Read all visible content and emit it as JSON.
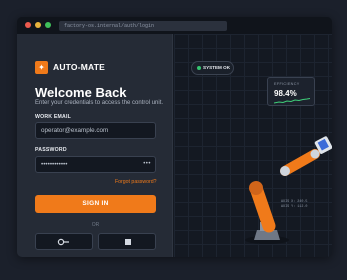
{
  "browser": {
    "url": "factory-os.internal/auth/login"
  },
  "brand": {
    "name": "AUTO-MATE"
  },
  "login": {
    "heading": "Welcome Back",
    "subheading": "Enter your credentials to access the control unit.",
    "email_label": "WORK EMAIL",
    "email_placeholder": "operator@example.com",
    "password_label": "PASSWORD",
    "password_value": "••••••••••••",
    "password_toggle": "•••",
    "forgot_label": "Forgot password?",
    "signin_label": "SIGN IN",
    "divider_label": "OR",
    "alt_buttons": [
      {
        "icon": "key-icon"
      },
      {
        "icon": "square-icon"
      }
    ]
  },
  "scene": {
    "system_status": "SYSTEM OK",
    "efficiency_label": "EFFICIENCY",
    "efficiency_value": "98.4%",
    "axis_readout": [
      "AXIS X: 240.5",
      "AXIS Y: 112.0"
    ],
    "colors": {
      "accent": "#f07a1a",
      "status_ok": "#35c56f",
      "sparkline": "#3fd07a"
    }
  }
}
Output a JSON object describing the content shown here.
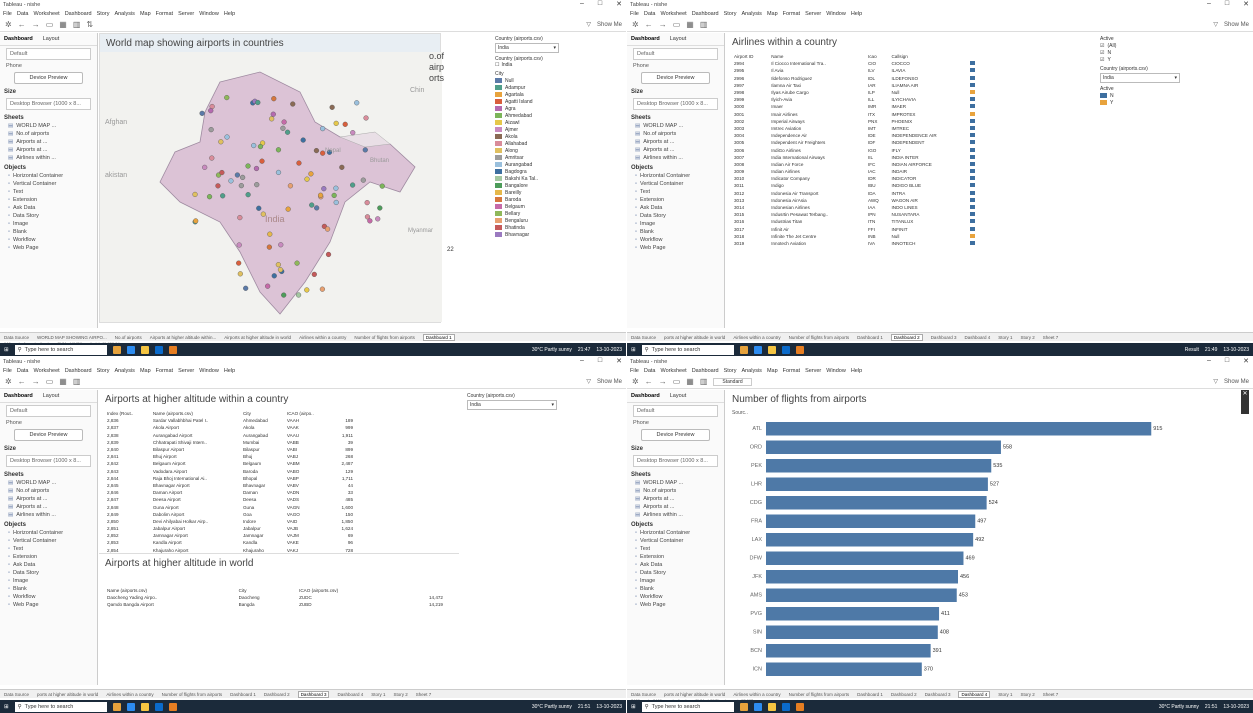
{
  "window_title": "Tableau - nishe",
  "menu": [
    "File",
    "Data",
    "Worksheet",
    "Dashboard",
    "Story",
    "Analysis",
    "Map",
    "Format",
    "Server",
    "Window",
    "Help"
  ],
  "show_me": "Show Me",
  "left_panel": {
    "tab_dashboard": "Dashboard",
    "tab_layout": "Layout",
    "default_label": "Default",
    "phone_label": "Phone",
    "device_preview": "Device Preview",
    "size_header": "Size",
    "size_value": "Desktop Browser (1000 x 8...",
    "sheets_header": "Sheets",
    "sheets": [
      "WORLD MAP ...",
      "No.of airports",
      "Airports at ...",
      "Airports at ...",
      "Airlines within ..."
    ],
    "objects_header": "Objects",
    "objects": [
      "Horizontal Container",
      "Vertical Container",
      "Text",
      "Extension",
      "Ask Data",
      "Data Story",
      "Image",
      "Blank",
      "Workflow",
      "Web Page"
    ]
  },
  "q1": {
    "title": "World map showing airports in countries",
    "overlay_text": "o.of\nairp\norts",
    "map_labels": [
      "Chin",
      "Afghan",
      "akistan",
      "Nepal",
      "Bhutan",
      "India",
      "Myanmar"
    ],
    "count_label": "22",
    "filter_label": "Country (airports.csv)",
    "filter_value": "India",
    "filter2_label": "Country (airports.csv)",
    "filter2_value": "India",
    "city_header": "City",
    "cities": [
      {
        "name": "Null",
        "color": "#5b7aa8"
      },
      {
        "name": "Adampur",
        "color": "#4f9e8a"
      },
      {
        "name": "Agartala",
        "color": "#e8a33d"
      },
      {
        "name": "Agatti Island",
        "color": "#d95f3d"
      },
      {
        "name": "Agra",
        "color": "#b56ab0"
      },
      {
        "name": "Ahmedabad",
        "color": "#7cb55a"
      },
      {
        "name": "Aizawl",
        "color": "#e6c84a"
      },
      {
        "name": "Ajmer",
        "color": "#c98abf"
      },
      {
        "name": "Akola",
        "color": "#8a6a55"
      },
      {
        "name": "Allahabad",
        "color": "#d98c9a"
      },
      {
        "name": "Along",
        "color": "#e0c060"
      },
      {
        "name": "Amritsar",
        "color": "#9c9c9c"
      },
      {
        "name": "Aurangabad",
        "color": "#9ac0dd"
      },
      {
        "name": "Bagdogra",
        "color": "#3d6fa0"
      },
      {
        "name": "Bakshi Ka Tal..",
        "color": "#a3c7a0"
      },
      {
        "name": "Bangalore",
        "color": "#4d9c5a"
      },
      {
        "name": "Bareilly",
        "color": "#e6b84a"
      },
      {
        "name": "Baroda",
        "color": "#d6763d"
      },
      {
        "name": "Belgaum",
        "color": "#c66aa8"
      },
      {
        "name": "Bellary",
        "color": "#8fb85a"
      },
      {
        "name": "Bengaluru",
        "color": "#e8a070"
      },
      {
        "name": "Bhatinda",
        "color": "#c55a5a"
      },
      {
        "name": "Bhavnagar",
        "color": "#9a7ac0"
      }
    ],
    "tabs": [
      "Data Source",
      "WORLD MAP SHOWING AIRPO...",
      "No.of airports",
      "Airports at higher altitude within...",
      "Airports at higher altitude in world",
      "Airlines within a country",
      "Number of flights from airports",
      "Dashboard 1"
    ],
    "status": "149 marks  1 row by 1 column  SUM of AVG(Longitude): 11,900.94",
    "weather": "30°C  Partly sunny",
    "time": "21:47",
    "date": "13-10-2023",
    "search": "Type here to search"
  },
  "q2": {
    "title": "Airlines within a country",
    "columns": [
      "Airport ID",
      "Name",
      "Icao",
      "Callsign"
    ],
    "rows": [
      [
        "2994",
        "Il Ciocco International Tra..",
        "CIO",
        "CIOCCO"
      ],
      [
        "2995",
        "Il Avia",
        "ILV",
        "ILAVIA"
      ],
      [
        "2996",
        "Ildefonso Rodriguez",
        "IDL",
        "ILDEFONSO"
      ],
      [
        "2997",
        "Ilamna Air Taxi",
        "IAR",
        "ILIAMNA AIR"
      ],
      [
        "2998",
        "Ilyas Airube Cargo",
        "ILP",
        "Null"
      ],
      [
        "2999",
        "Ilyich-Avia",
        "ILL",
        "ILYICHAVIA"
      ],
      [
        "3000",
        "Imaer",
        "IMR",
        "IMAER"
      ],
      [
        "3001",
        "Imair Airlines",
        "ITX",
        "IMPROTEX"
      ],
      [
        "3002",
        "Imperial Airways",
        "PNX",
        "PHOENIX"
      ],
      [
        "3003",
        "Imtrec Aviation",
        "IMT",
        "IMTREC"
      ],
      [
        "3004",
        "Independence Air",
        "IDE",
        "INDEPENDENCE AIR"
      ],
      [
        "3005",
        "Independent Air Freighters",
        "IDF",
        "INDEPENDENT"
      ],
      [
        "3006",
        "IndiGo Airlines",
        "IGO",
        "IFLY"
      ],
      [
        "3007",
        "India International Airways",
        "IIL",
        "INDIA INTER"
      ],
      [
        "3008",
        "Indian Air Force",
        "IFC",
        "INDIAN AIRFORCE"
      ],
      [
        "3009",
        "Indian Airlines",
        "IAC",
        "INDAIR"
      ],
      [
        "3010",
        "Indicator Company",
        "IDR",
        "INDICATOR"
      ],
      [
        "3011",
        "Indigo",
        "IBU",
        "INDIGO BLUE"
      ],
      [
        "3012",
        "Indonesia Air Transport",
        "IDA",
        "INTRA"
      ],
      [
        "3013",
        "Indonesia AirAsia",
        "AWQ",
        "WAGON AIR"
      ],
      [
        "3014",
        "Indonesian Airlines",
        "IAA",
        "INDO LINES"
      ],
      [
        "3015",
        "Indusrtin Pesawat Terbang..",
        "IPN",
        "NUSANTARA"
      ],
      [
        "3016",
        "Industrias Titan",
        "ITN",
        "TITANLUX"
      ],
      [
        "3017",
        "Infinit Air",
        "FFI",
        "INFINIT"
      ],
      [
        "3018",
        "Infinite The Jet Centre",
        "INB",
        "Null"
      ],
      [
        "3019",
        "Innotech Aviation",
        "IVA",
        "INNOTECH"
      ]
    ],
    "row_colors": [
      "#3d6fa0",
      "#3d6fa0",
      "#3d6fa0",
      "#3d6fa0",
      "#e8a33d",
      "#3d6fa0",
      "#3d6fa0",
      "#e8a33d",
      "#3d6fa0",
      "#3d6fa0",
      "#3d6fa0",
      "#3d6fa0",
      "#3d6fa0",
      "#3d6fa0",
      "#3d6fa0",
      "#3d6fa0",
      "#3d6fa0",
      "#3d6fa0",
      "#3d6fa0",
      "#3d6fa0",
      "#3d6fa0",
      "#3d6fa0",
      "#3d6fa0",
      "#3d6fa0",
      "#e8a33d",
      "#3d6fa0"
    ],
    "active_label": "Active",
    "active_options": [
      "(All)",
      "N",
      "Y"
    ],
    "country_label": "Country (airports.csv)",
    "country_value": "India",
    "active_legend": [
      {
        "name": "N",
        "color": "#3d6fa0"
      },
      {
        "name": "Y",
        "color": "#e8a33d"
      }
    ],
    "tabs": [
      "Data Source",
      "ports at higher altitude in world",
      "Airlines within a country",
      "Number of flights from airports",
      "Dashboard 1",
      "Dashboard 2",
      "Dashboard 3",
      "Dashboard 4",
      "Story 1",
      "Story 2",
      "Sheet 7"
    ],
    "tray": "Result",
    "time": "21:49",
    "date": "13-10-2023",
    "search": "Type here to search"
  },
  "q3": {
    "title": "Airports at higher altitude within a country",
    "columns": [
      "Index (Rout..",
      "Name (airports.csv)",
      "City",
      "ICAO (airpo.."
    ],
    "rows": [
      [
        "2,836",
        "Sardar Vallabhbhai Patel I..",
        "Ahmedabad",
        "VAAH",
        "189"
      ],
      [
        "2,837",
        "Akola Airport",
        "Akola",
        "VAAK",
        "999"
      ],
      [
        "2,838",
        "Aurangabad Airport",
        "Aurangabad",
        "VAAU",
        "1,911"
      ],
      [
        "2,839",
        "Chhatrapati Shivaji Intern..",
        "Mumbai",
        "VABB",
        "39"
      ],
      [
        "2,840",
        "Bilaspur Airport",
        "Bilaspur",
        "VABI",
        "899"
      ],
      [
        "2,841",
        "Bhuj Airport",
        "Bhuj",
        "VABJ",
        "268"
      ],
      [
        "2,842",
        "Belgaum Airport",
        "Belgaum",
        "VABM",
        "2,487"
      ],
      [
        "2,843",
        "Vadodara Airport",
        "Baroda",
        "VABO",
        "129"
      ],
      [
        "2,844",
        "Raja Bhoj International Ai..",
        "Bhopal",
        "VABP",
        "1,711"
      ],
      [
        "2,845",
        "Bhavnagar Airport",
        "Bhavnagar",
        "VABV",
        "44"
      ],
      [
        "2,846",
        "Daman Airport",
        "Daman",
        "VADN",
        "33"
      ],
      [
        "2,847",
        "Deesa Airport",
        "Deesa",
        "VADS",
        "485"
      ],
      [
        "2,848",
        "Guna Airport",
        "Guna",
        "VAGN",
        "1,600"
      ],
      [
        "2,849",
        "Dabolim Airport",
        "Goa",
        "VAGO",
        "150"
      ],
      [
        "2,850",
        "Devi Ahilyabai Holkar Airp..",
        "Indore",
        "VAID",
        "1,850"
      ],
      [
        "2,851",
        "Jabalpur Airport",
        "Jabalpur",
        "VAJB",
        "1,624"
      ],
      [
        "2,852",
        "Jamnagar Airport",
        "Jamnagar",
        "VAJM",
        "69"
      ],
      [
        "2,853",
        "Kandla Airport",
        "Kandla",
        "VAKE",
        "96"
      ],
      [
        "2,854",
        "Khajuraho Airport",
        "Khajuraho",
        "VAKJ",
        "728"
      ]
    ],
    "filter_label": "Country (airports.csv)",
    "filter_value": "India",
    "title2": "Airports at higher altitude in world",
    "columns2": [
      "Name (airports.csv)",
      "City",
      "ICAO (airports.csv)"
    ],
    "rows2": [
      [
        "Daocheng Yading Airpo..",
        "Daocheng",
        "ZUDC",
        "14,472"
      ],
      [
        "Qamdo Bangda Airport",
        "Bangda",
        "ZUBD",
        "14,219"
      ]
    ],
    "tabs": [
      "Data Source",
      "ports at higher altitude in world",
      "Airlines within a country",
      "Number of flights from airports",
      "Dashboard 1",
      "Dashboard 2",
      "Dashboard 3",
      "Dashboard 4",
      "Story 1",
      "Story 2",
      "Sheet 7"
    ],
    "weather": "30°C  Partly sunny",
    "time": "21:51",
    "date": "13-10-2023",
    "search": "Type here to search"
  },
  "q4": {
    "title": "Number of flights from airports",
    "col_label": "Sourc..",
    "status": "3409 marks  3409 rows by 1 column  SUM of CNT(routes.csv): 67,663",
    "tabs": [
      "Data Source",
      "ports at higher altitude in world",
      "Airlines within a country",
      "Number of flights from airports",
      "Dashboard 1",
      "Dashboard 2",
      "Dashboard 3",
      "Dashboard 4",
      "Story 1",
      "Story 2",
      "Sheet 7"
    ],
    "weather": "30°C  Partly sunny",
    "time": "21:51",
    "date": "13-10-2023",
    "search": "Type here to search",
    "toolbar_standard": "Standard"
  },
  "chart_data": {
    "type": "bar",
    "title": "Number of flights from airports",
    "categories": [
      "ATL",
      "ORD",
      "PEK",
      "LHR",
      "CDG",
      "FRA",
      "LAX",
      "DFW",
      "JFK",
      "AMS",
      "PVG",
      "SIN",
      "BCN",
      "ICN"
    ],
    "values": [
      915,
      558,
      535,
      527,
      524,
      497,
      492,
      469,
      456,
      453,
      411,
      408,
      391,
      370
    ],
    "xlim": [
      0,
      950
    ],
    "color": "#4e79a7"
  }
}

----------------------------------------

What is the number of lines above that hold the string "International"? Answer with that number alone.

3